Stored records
◇ ◇ ◇ ◇ ◇ ◇ ◇
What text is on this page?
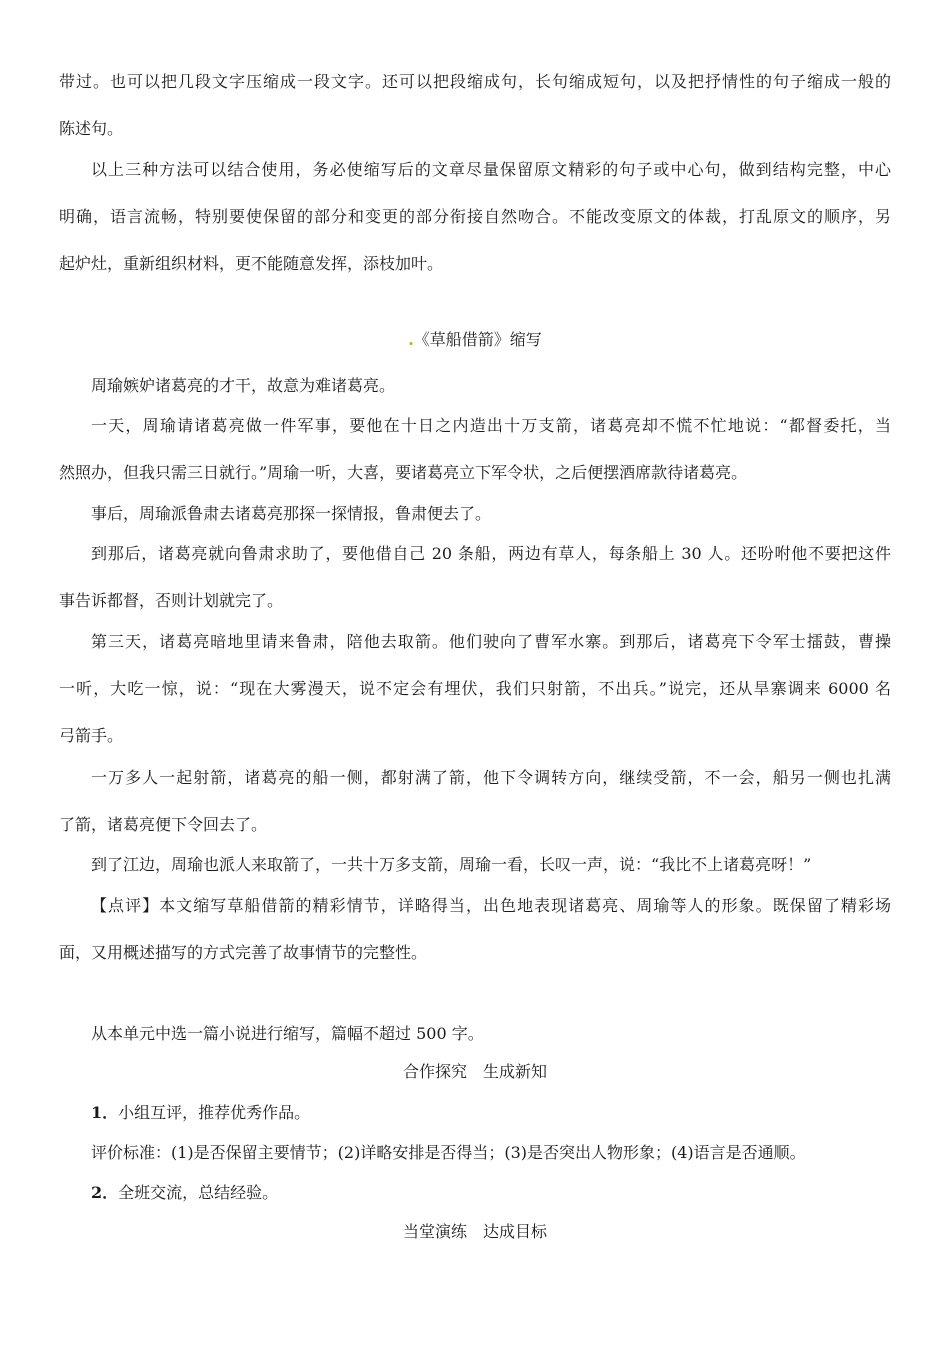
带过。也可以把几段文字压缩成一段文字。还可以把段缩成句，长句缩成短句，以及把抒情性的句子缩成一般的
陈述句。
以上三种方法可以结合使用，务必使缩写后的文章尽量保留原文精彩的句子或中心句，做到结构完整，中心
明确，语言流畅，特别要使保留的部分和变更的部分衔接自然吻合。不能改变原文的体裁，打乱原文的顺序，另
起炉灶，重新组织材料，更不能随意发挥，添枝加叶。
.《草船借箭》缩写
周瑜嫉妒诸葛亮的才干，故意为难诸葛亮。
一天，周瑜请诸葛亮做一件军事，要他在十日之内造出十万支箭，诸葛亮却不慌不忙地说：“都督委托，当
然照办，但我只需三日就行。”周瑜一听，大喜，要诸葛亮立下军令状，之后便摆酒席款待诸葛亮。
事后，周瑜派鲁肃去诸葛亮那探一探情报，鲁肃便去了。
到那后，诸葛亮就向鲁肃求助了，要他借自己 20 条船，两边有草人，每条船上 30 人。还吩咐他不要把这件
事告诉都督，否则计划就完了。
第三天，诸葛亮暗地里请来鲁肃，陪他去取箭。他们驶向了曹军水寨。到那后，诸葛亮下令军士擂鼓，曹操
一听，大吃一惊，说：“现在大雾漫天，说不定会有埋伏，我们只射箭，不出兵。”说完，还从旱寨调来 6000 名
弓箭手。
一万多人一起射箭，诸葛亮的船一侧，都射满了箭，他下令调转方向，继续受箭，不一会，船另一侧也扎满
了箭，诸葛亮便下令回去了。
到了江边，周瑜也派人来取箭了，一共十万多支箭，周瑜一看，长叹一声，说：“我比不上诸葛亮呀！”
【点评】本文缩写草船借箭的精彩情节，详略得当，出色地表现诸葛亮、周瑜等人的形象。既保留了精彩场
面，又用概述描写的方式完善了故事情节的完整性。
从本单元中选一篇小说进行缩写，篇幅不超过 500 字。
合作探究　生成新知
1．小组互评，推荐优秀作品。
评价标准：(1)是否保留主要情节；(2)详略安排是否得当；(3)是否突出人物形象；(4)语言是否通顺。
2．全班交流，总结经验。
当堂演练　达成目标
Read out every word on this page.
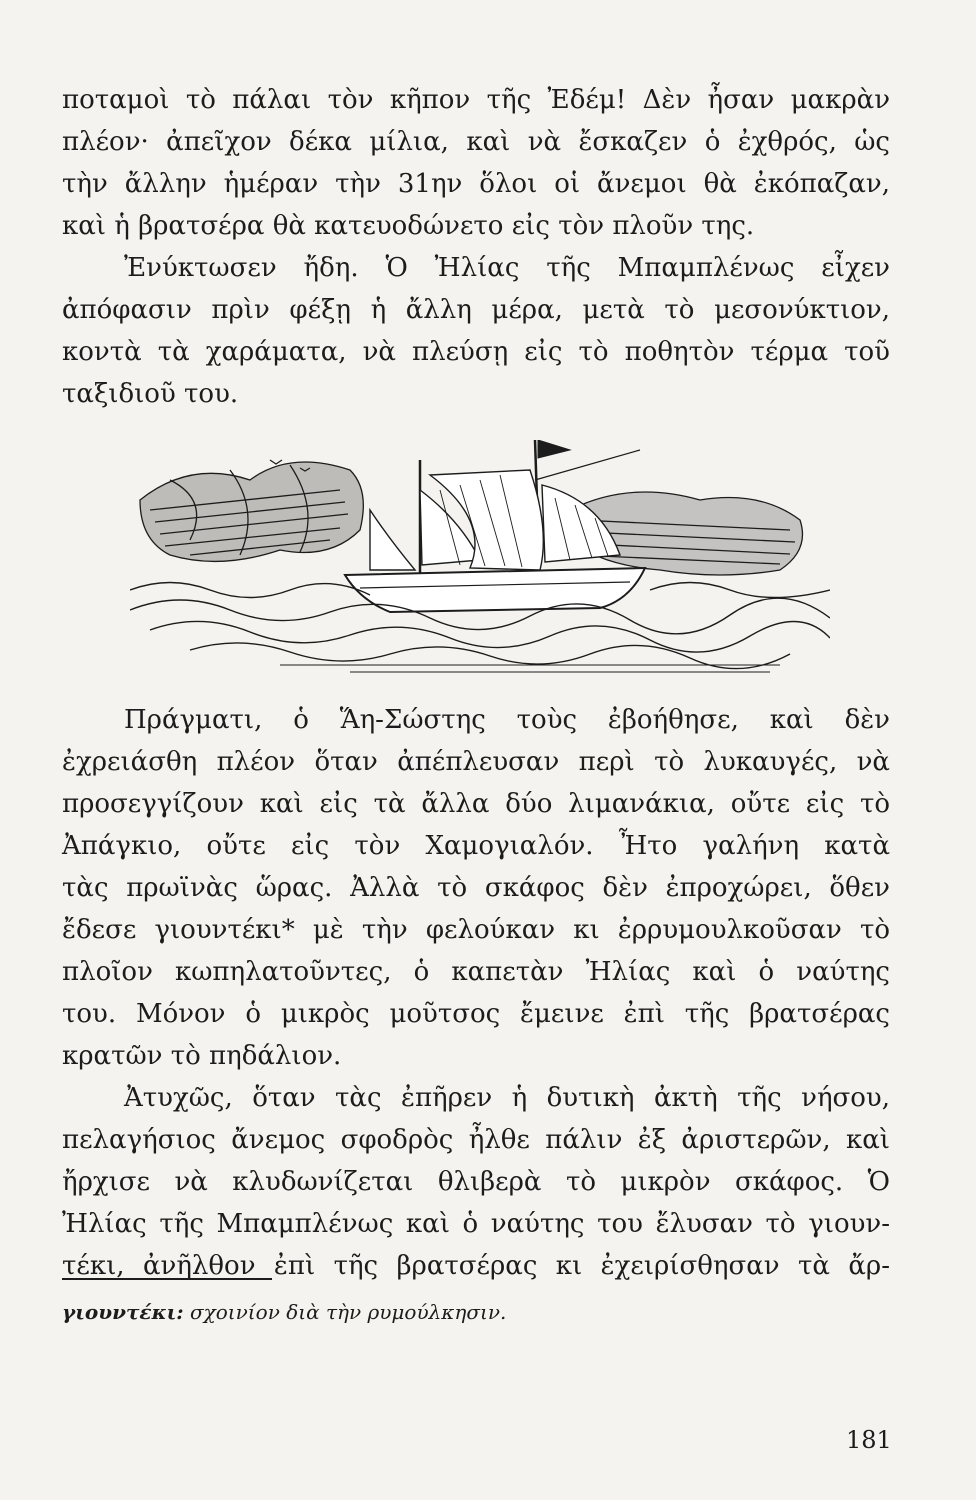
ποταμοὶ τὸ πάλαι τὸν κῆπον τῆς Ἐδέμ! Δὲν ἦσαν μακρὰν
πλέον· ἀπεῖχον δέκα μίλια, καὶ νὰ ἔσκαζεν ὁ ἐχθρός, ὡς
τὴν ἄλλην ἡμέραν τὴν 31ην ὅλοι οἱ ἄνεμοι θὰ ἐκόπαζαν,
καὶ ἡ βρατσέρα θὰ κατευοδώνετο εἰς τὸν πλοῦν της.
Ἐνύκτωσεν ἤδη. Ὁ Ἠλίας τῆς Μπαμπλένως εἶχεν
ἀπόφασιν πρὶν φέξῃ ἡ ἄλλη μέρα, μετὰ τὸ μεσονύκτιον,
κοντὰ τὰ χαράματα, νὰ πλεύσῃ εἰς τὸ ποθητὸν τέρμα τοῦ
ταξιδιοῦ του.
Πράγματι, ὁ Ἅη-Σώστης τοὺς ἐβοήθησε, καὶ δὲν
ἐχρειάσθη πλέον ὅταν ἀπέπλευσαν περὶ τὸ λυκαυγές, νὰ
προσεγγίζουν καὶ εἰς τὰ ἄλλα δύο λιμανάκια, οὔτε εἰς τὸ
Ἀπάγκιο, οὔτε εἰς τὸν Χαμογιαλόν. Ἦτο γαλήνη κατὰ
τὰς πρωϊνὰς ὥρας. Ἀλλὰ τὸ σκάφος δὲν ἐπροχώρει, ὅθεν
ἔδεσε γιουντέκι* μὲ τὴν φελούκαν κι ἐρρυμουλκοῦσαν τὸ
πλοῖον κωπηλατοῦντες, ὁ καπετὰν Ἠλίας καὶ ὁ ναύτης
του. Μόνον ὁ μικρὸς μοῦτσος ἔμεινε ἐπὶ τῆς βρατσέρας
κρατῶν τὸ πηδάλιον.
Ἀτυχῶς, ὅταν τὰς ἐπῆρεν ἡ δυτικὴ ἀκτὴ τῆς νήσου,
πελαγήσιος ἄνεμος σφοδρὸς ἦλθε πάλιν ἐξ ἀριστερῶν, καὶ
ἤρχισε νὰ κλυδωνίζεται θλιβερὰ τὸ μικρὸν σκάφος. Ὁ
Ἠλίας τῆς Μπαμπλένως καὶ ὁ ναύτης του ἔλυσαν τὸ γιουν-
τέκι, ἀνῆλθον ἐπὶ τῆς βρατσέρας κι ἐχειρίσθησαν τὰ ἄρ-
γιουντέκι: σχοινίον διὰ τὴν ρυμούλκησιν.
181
◇ ◇ ◇ ◇ ◇ ◇ ◇
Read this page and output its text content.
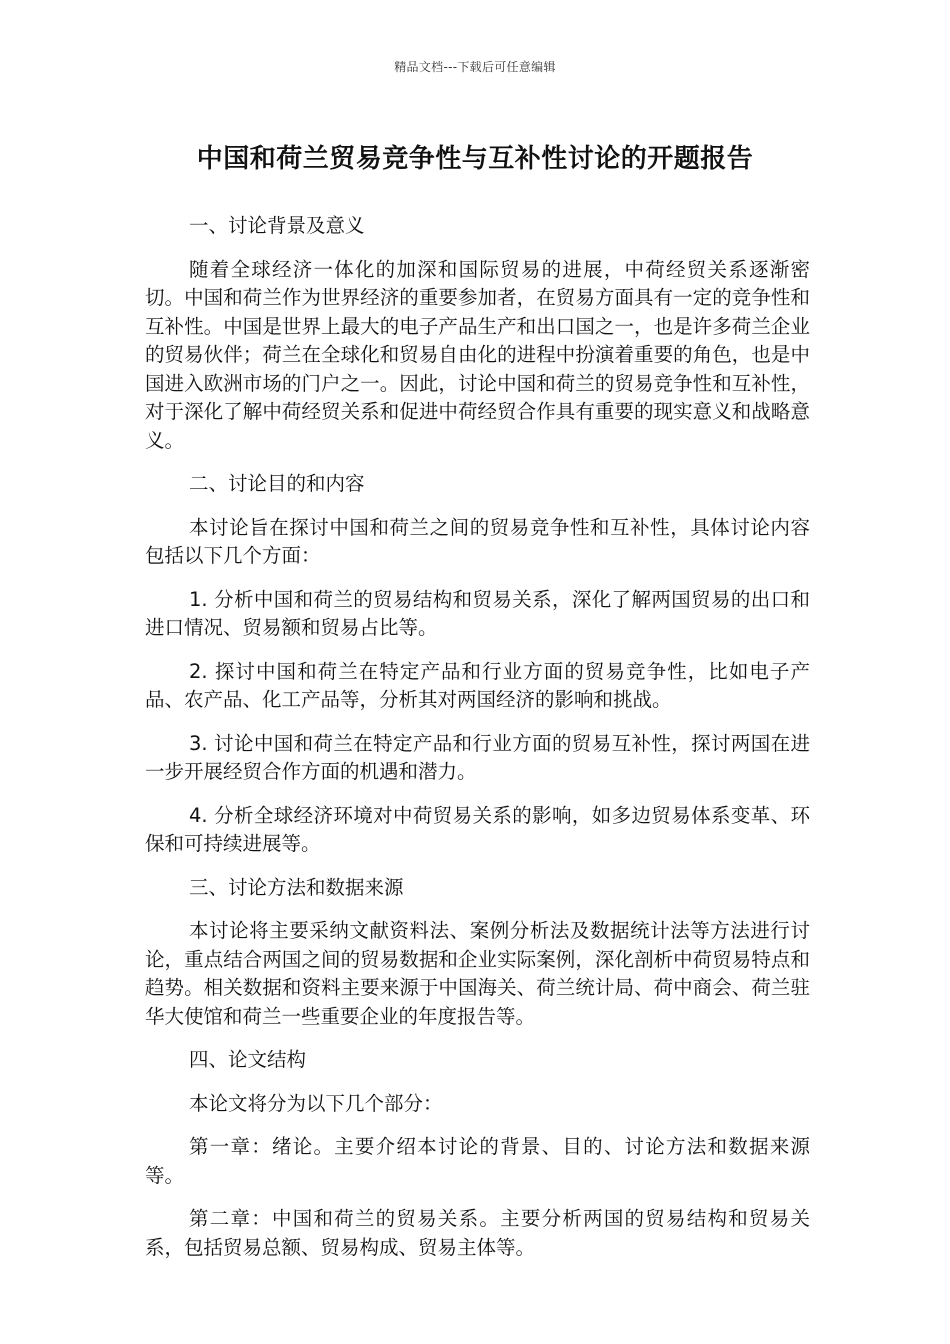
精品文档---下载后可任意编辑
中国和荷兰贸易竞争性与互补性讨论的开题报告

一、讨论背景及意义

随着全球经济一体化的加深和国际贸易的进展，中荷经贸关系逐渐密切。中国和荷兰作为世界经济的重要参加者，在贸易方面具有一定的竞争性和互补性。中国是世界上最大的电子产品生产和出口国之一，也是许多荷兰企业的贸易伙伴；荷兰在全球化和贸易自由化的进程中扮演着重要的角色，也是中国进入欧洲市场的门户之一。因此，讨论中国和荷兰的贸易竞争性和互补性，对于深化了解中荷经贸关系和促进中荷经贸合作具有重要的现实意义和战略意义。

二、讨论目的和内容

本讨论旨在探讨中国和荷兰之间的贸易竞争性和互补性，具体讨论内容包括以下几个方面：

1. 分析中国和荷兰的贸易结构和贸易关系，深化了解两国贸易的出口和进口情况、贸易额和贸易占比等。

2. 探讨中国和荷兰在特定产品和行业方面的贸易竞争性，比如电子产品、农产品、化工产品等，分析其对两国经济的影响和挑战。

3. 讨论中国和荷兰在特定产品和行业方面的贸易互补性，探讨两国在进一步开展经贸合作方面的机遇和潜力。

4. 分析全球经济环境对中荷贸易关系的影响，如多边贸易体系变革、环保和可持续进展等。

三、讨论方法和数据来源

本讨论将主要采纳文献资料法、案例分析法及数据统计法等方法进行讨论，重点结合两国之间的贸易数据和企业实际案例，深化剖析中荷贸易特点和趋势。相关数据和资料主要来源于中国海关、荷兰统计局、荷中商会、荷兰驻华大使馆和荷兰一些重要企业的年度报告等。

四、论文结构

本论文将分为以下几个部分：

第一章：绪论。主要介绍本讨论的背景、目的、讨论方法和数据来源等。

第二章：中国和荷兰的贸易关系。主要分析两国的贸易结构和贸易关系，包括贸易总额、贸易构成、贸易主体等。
◇ ◇ ◇ ◇ ◇ ◇ ◇
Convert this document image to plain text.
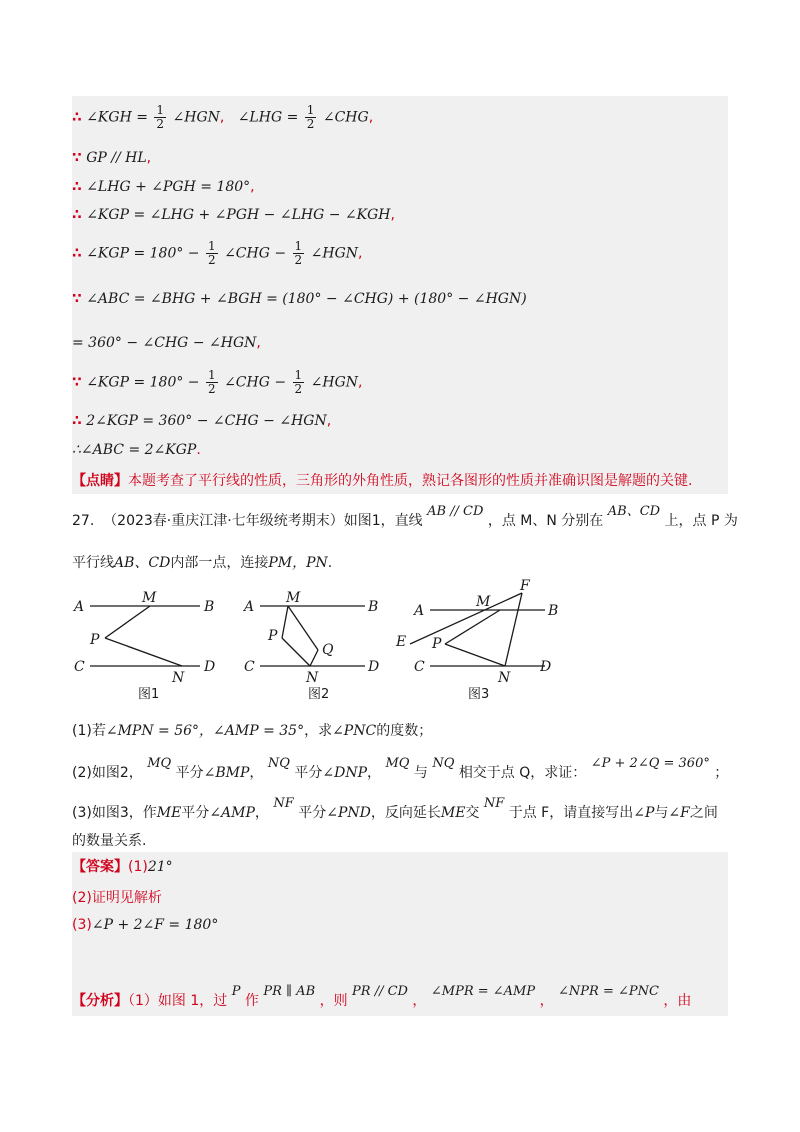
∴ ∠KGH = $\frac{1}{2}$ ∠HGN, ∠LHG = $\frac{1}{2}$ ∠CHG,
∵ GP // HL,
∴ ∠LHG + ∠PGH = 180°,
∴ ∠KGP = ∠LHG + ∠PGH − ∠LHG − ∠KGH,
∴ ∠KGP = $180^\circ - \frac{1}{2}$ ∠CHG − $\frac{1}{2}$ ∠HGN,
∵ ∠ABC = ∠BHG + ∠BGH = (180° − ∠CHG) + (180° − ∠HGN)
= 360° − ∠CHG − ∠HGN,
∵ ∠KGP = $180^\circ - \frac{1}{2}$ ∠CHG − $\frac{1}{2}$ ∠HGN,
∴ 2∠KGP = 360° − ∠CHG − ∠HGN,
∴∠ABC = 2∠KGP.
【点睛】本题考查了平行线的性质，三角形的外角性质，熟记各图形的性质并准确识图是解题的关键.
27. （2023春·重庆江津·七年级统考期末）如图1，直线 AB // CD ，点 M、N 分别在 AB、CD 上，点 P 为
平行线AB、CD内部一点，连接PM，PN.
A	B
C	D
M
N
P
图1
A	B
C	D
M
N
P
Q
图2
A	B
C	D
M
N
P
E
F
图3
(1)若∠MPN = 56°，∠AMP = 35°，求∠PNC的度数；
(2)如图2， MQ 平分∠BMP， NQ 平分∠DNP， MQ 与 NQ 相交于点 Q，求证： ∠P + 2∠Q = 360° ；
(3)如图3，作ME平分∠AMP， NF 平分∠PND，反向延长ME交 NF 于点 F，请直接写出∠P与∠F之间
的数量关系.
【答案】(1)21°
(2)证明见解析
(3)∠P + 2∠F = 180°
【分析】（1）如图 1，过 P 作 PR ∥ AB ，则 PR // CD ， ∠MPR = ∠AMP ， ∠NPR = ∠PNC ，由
◇ ◇ ◇ ◇ ◇ ◇ ◇
TASK BRIEF
Tell how many lines include "Ἠλίας". The number is the whole answer.

COMPLETE RESPONSE
3